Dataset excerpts
##########

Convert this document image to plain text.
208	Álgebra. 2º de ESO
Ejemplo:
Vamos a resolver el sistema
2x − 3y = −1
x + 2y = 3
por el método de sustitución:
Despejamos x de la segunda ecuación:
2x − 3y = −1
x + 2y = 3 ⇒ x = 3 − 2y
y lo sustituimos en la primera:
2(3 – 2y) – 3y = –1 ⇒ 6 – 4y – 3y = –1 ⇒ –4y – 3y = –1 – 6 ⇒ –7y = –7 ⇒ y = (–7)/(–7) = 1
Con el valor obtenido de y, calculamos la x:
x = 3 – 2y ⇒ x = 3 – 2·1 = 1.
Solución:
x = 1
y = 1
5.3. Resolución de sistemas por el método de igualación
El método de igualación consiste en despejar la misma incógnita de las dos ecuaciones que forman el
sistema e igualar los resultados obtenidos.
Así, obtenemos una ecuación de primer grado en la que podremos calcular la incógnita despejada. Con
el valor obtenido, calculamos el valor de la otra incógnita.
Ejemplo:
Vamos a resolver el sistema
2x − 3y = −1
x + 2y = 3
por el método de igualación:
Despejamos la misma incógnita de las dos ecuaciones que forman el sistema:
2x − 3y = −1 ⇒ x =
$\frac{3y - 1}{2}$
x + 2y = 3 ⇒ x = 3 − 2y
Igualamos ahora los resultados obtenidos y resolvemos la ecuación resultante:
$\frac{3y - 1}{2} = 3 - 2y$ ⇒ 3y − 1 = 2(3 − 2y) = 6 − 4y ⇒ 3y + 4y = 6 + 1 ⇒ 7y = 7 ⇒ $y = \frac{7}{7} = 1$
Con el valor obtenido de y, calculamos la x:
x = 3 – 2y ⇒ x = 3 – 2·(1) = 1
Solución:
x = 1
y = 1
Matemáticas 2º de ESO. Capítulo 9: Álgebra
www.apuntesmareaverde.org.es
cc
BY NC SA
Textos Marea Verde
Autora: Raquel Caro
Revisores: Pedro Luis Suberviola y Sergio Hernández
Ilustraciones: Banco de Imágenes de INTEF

##########

For every line above that has "forman" in it, copy the line.

El método de igualación consiste en despejar la misma incógnita de las dos ecuaciones que forman el
Despejamos la misma incógnita de las dos ecuaciones que forman el sistema:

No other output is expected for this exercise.